- _WHAT YOU WILL DO_: Across the entries below, count the lines in which the word "deterended" occurs. Reply with the count alone.

- _EXTRACTED INFORMATION_:

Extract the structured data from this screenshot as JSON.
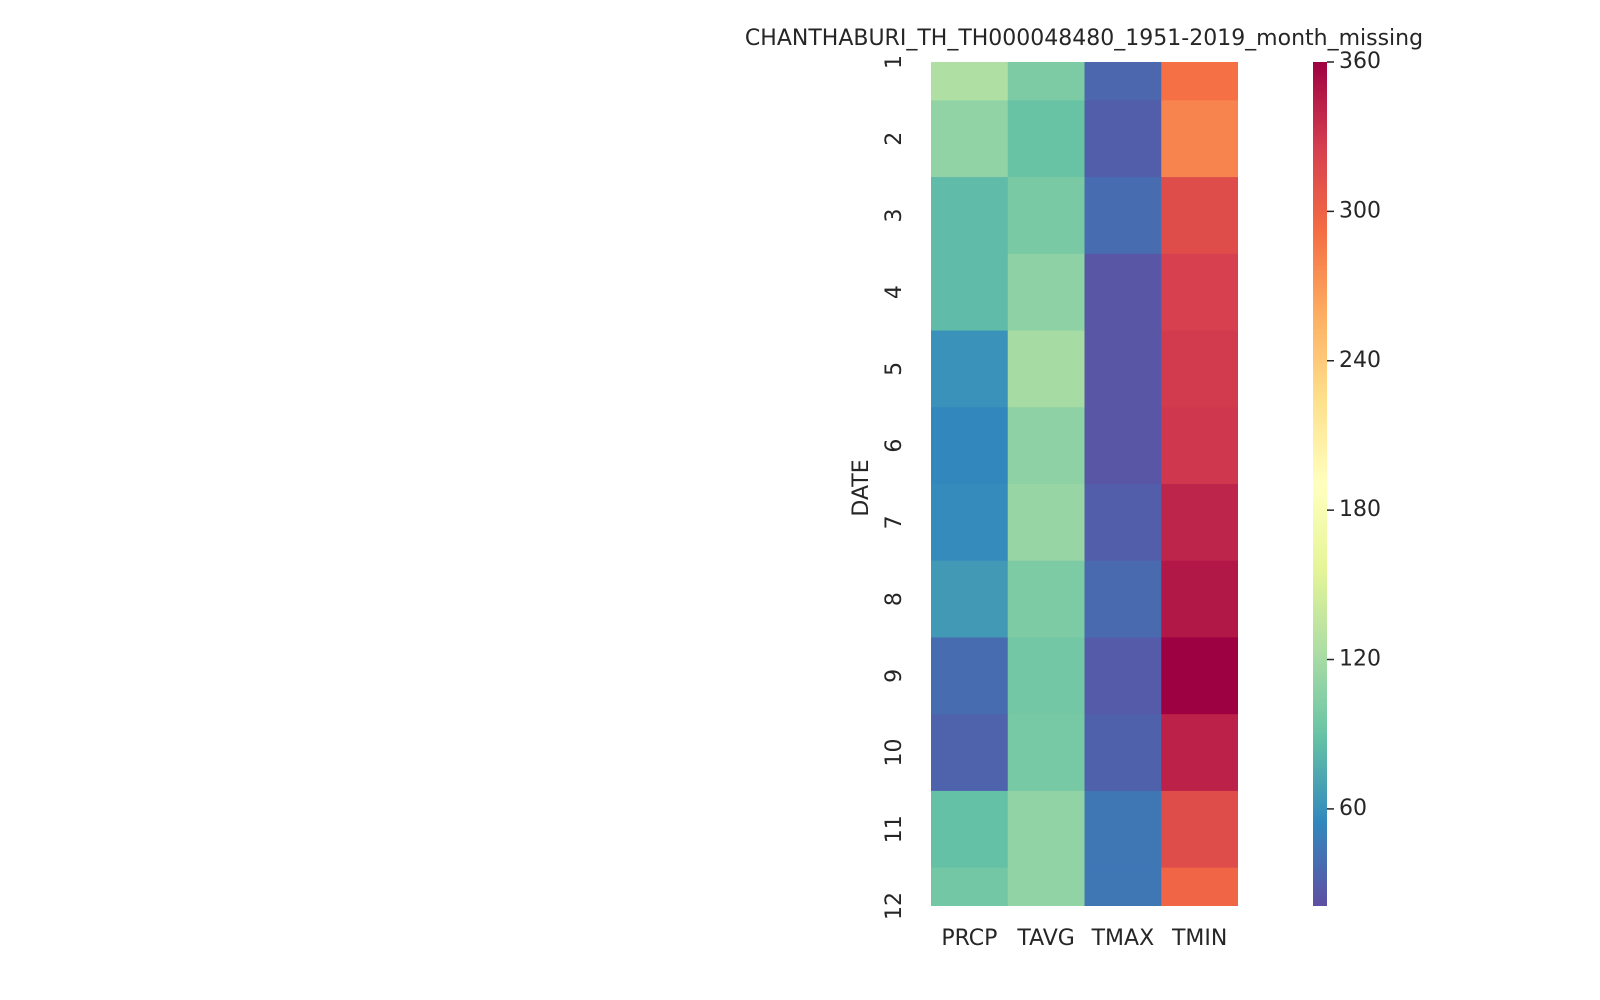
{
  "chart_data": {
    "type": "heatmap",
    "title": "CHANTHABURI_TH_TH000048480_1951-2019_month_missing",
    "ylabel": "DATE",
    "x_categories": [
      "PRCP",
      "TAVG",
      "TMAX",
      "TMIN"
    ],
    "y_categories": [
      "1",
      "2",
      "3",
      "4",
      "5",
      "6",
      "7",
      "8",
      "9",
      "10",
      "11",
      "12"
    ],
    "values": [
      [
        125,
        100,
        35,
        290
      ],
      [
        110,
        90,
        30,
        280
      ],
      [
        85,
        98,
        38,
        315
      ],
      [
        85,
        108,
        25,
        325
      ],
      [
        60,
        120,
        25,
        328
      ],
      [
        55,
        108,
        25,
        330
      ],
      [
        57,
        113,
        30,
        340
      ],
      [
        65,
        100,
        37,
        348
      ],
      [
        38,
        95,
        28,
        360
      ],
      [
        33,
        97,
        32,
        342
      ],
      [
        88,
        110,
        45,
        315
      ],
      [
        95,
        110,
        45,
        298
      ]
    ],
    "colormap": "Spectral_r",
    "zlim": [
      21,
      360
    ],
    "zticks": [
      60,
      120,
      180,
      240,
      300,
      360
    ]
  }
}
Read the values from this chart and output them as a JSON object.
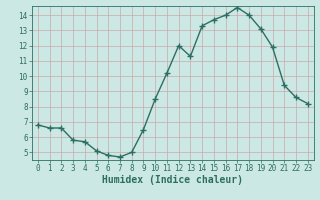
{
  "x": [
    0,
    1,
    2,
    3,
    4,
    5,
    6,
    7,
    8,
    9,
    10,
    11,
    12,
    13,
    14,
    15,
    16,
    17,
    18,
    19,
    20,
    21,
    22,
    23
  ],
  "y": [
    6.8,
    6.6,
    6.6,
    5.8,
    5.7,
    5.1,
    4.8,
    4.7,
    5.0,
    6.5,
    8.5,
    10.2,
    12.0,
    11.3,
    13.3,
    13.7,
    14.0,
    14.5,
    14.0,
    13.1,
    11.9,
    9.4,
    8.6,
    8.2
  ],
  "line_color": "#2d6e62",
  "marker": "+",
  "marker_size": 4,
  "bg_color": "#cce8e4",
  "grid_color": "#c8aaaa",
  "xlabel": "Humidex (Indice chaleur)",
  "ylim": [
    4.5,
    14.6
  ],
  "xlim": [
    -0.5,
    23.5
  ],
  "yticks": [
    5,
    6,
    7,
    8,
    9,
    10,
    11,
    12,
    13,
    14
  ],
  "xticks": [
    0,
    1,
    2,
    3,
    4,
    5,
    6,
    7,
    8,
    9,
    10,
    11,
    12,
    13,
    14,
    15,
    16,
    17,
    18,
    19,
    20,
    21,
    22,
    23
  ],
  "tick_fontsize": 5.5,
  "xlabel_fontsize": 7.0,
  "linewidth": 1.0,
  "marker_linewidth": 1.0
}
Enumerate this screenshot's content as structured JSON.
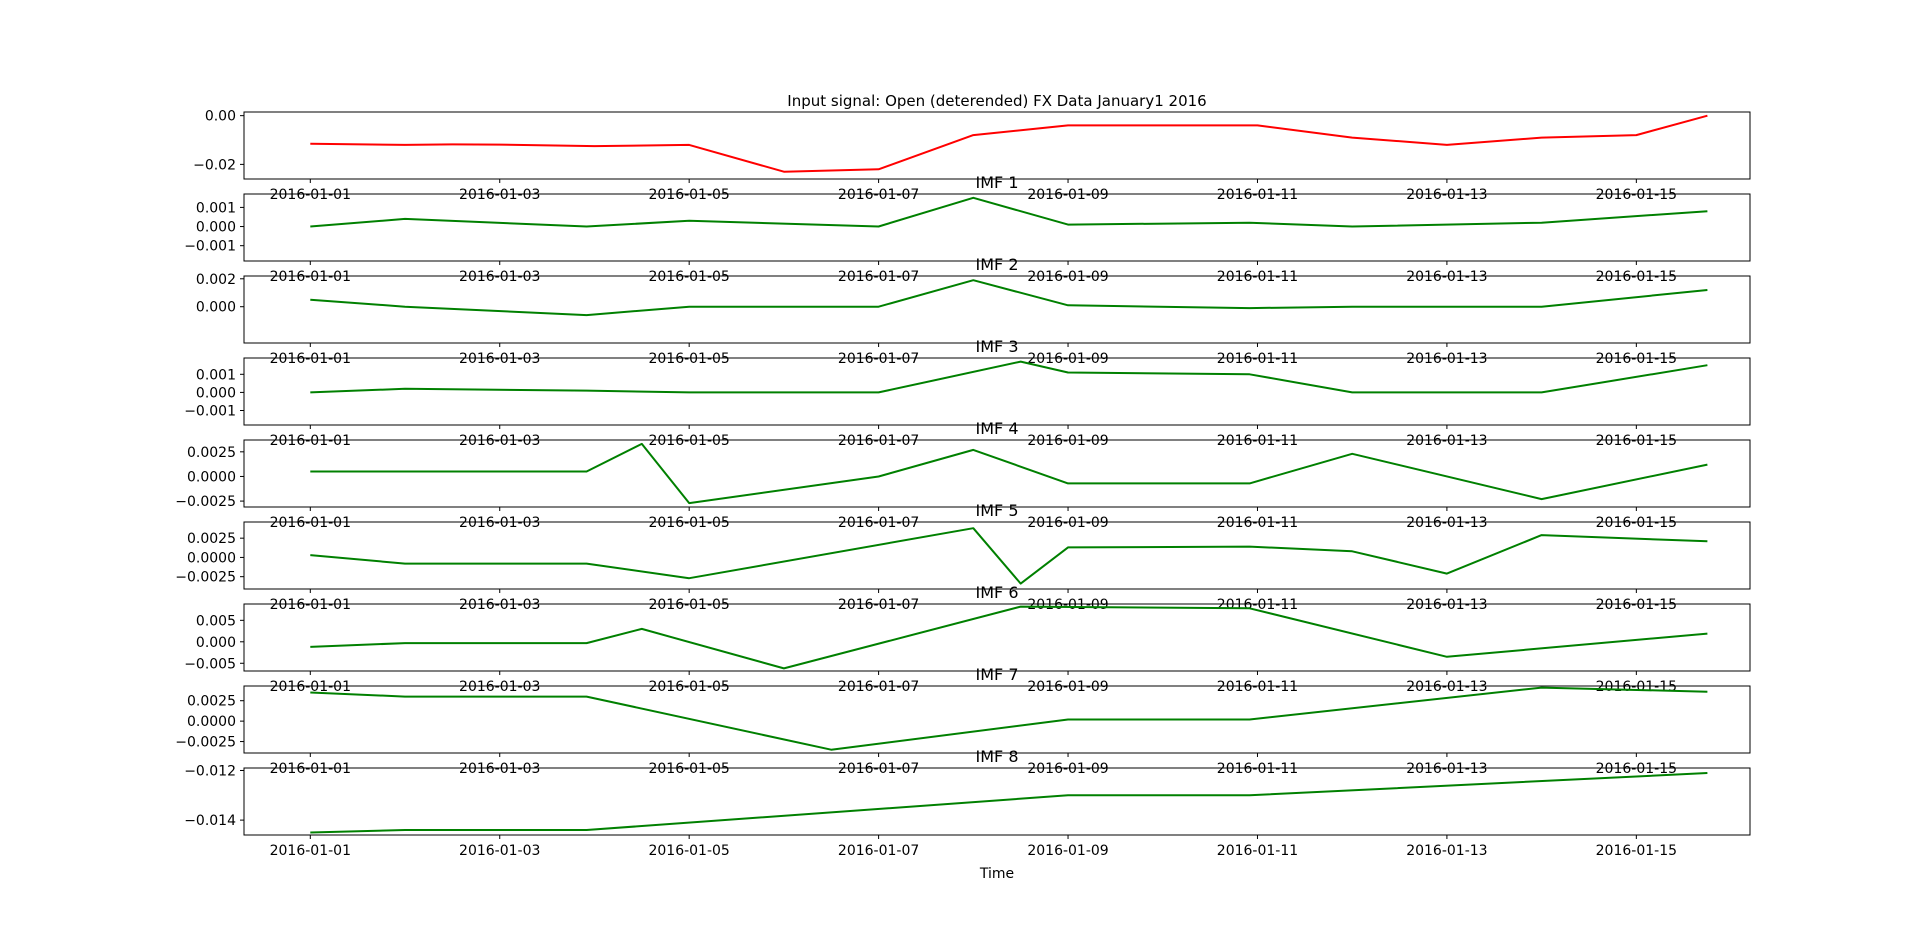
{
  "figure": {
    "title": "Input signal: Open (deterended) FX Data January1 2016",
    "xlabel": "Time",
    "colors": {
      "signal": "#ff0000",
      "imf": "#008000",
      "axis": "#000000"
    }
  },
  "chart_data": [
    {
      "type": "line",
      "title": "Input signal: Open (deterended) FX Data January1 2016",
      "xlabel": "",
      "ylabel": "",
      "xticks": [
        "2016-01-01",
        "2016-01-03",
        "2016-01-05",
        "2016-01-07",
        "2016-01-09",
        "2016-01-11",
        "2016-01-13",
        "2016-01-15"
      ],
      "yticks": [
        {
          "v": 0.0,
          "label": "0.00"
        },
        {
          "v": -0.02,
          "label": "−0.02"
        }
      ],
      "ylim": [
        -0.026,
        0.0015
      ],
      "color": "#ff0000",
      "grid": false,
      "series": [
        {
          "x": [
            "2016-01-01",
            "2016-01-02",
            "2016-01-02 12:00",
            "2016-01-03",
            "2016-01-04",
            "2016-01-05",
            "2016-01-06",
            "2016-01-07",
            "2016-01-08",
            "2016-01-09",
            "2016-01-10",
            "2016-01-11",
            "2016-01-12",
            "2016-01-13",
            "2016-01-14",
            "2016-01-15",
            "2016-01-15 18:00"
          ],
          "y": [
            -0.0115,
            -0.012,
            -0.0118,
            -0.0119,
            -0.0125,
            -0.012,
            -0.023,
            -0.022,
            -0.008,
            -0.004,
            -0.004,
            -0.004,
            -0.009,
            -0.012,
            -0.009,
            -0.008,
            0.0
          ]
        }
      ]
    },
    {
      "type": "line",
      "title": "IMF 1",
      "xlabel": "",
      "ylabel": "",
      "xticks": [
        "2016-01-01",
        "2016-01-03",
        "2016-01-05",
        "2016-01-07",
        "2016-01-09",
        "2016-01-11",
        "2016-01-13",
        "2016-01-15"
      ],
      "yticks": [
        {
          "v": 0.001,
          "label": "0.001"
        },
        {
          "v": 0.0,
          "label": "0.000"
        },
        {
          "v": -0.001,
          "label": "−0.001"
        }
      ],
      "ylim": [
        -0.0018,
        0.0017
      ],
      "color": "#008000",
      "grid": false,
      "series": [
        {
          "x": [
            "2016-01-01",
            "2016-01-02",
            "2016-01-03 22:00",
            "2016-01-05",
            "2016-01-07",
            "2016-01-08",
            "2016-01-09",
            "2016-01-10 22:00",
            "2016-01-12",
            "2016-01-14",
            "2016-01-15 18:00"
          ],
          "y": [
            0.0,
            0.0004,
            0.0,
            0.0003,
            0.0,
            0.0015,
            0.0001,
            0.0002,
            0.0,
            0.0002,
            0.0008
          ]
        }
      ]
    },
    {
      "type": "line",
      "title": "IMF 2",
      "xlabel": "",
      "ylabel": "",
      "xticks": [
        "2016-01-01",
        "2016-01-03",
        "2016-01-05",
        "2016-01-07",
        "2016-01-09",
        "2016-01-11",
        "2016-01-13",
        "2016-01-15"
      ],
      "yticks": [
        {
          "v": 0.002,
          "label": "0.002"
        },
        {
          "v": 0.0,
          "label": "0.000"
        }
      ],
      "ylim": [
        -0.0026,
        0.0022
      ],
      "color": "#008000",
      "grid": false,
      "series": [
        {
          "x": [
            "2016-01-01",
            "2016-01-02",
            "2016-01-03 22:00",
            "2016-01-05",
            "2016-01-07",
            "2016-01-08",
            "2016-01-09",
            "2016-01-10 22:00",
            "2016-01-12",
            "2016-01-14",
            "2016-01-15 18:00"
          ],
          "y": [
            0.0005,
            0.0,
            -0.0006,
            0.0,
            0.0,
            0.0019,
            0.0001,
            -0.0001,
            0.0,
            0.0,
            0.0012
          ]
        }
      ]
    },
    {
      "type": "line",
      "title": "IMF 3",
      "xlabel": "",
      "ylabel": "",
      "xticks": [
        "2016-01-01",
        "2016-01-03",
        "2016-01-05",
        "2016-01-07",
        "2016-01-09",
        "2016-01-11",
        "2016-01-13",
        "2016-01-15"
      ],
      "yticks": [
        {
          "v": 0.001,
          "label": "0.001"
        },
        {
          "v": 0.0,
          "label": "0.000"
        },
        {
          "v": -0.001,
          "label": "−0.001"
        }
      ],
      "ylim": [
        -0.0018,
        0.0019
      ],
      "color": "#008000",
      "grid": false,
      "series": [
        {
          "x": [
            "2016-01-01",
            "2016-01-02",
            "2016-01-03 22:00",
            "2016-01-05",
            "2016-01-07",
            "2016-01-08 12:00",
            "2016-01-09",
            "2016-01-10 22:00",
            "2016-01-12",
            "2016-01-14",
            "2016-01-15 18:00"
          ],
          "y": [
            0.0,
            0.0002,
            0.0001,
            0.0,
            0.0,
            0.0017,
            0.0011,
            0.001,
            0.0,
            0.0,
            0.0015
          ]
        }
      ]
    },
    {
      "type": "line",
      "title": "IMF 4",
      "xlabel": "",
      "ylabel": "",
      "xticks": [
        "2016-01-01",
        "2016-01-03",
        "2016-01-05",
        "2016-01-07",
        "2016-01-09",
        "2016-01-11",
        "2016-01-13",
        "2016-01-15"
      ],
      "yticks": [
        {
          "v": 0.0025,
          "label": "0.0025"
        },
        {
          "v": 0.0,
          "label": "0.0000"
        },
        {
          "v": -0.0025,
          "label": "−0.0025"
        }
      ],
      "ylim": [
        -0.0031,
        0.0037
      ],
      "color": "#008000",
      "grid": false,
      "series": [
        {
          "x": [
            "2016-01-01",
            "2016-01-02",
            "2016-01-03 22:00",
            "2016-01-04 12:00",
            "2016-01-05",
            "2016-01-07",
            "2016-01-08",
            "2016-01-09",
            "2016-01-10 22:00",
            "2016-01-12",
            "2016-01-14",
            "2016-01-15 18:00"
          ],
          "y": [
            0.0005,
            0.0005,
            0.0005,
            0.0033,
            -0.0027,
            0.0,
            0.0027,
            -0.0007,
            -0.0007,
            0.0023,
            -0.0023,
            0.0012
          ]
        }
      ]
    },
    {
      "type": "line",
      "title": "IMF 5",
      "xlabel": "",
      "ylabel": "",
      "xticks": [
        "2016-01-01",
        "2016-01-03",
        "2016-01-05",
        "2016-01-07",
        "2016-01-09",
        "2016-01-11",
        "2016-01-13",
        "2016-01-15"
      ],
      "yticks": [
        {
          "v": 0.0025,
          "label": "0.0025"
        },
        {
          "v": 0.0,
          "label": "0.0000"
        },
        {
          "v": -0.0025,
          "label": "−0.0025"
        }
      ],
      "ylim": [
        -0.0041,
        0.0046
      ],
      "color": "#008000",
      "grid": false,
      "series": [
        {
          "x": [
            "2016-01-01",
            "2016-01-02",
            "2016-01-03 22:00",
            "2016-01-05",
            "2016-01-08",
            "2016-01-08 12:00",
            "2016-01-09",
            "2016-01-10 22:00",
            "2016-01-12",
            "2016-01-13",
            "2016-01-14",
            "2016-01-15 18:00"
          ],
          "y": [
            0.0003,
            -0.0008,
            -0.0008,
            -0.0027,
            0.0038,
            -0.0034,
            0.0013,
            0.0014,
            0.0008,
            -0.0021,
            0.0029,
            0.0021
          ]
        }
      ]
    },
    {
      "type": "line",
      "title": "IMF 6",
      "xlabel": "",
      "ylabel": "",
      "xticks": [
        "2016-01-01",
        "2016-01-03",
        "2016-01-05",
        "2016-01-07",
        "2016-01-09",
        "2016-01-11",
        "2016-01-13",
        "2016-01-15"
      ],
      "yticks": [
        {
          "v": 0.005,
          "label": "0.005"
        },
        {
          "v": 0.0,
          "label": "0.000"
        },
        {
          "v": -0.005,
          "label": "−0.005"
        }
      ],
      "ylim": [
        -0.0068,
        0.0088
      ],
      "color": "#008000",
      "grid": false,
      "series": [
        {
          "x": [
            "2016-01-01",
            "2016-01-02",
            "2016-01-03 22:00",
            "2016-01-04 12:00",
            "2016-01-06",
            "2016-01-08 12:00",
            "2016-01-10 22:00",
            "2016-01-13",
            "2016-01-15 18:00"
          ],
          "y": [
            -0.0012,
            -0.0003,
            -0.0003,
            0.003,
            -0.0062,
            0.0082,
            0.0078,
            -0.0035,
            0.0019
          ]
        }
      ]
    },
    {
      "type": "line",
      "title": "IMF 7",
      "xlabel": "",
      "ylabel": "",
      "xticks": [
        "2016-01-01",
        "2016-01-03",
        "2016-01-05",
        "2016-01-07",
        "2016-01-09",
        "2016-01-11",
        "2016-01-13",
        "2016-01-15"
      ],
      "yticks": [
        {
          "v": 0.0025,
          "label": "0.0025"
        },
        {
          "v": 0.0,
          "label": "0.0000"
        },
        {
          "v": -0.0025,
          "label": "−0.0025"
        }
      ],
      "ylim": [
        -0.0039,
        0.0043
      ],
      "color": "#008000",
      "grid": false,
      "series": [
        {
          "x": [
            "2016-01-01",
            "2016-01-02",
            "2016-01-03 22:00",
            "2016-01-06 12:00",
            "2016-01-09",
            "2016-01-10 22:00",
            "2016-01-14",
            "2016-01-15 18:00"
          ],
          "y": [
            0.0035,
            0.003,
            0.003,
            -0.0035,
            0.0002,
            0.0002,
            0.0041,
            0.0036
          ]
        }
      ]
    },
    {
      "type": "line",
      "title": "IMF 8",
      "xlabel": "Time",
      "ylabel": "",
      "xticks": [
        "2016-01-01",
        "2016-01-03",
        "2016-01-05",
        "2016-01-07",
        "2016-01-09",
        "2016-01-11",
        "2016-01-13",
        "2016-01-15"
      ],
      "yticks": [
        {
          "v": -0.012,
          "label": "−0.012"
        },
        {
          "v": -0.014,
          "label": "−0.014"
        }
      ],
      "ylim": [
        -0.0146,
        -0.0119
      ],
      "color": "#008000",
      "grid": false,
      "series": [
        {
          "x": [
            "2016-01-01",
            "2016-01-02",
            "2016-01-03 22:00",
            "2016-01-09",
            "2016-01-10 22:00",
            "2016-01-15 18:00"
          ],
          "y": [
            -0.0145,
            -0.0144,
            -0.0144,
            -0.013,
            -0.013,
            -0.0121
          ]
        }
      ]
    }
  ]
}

- _THE RESPONSE_: 2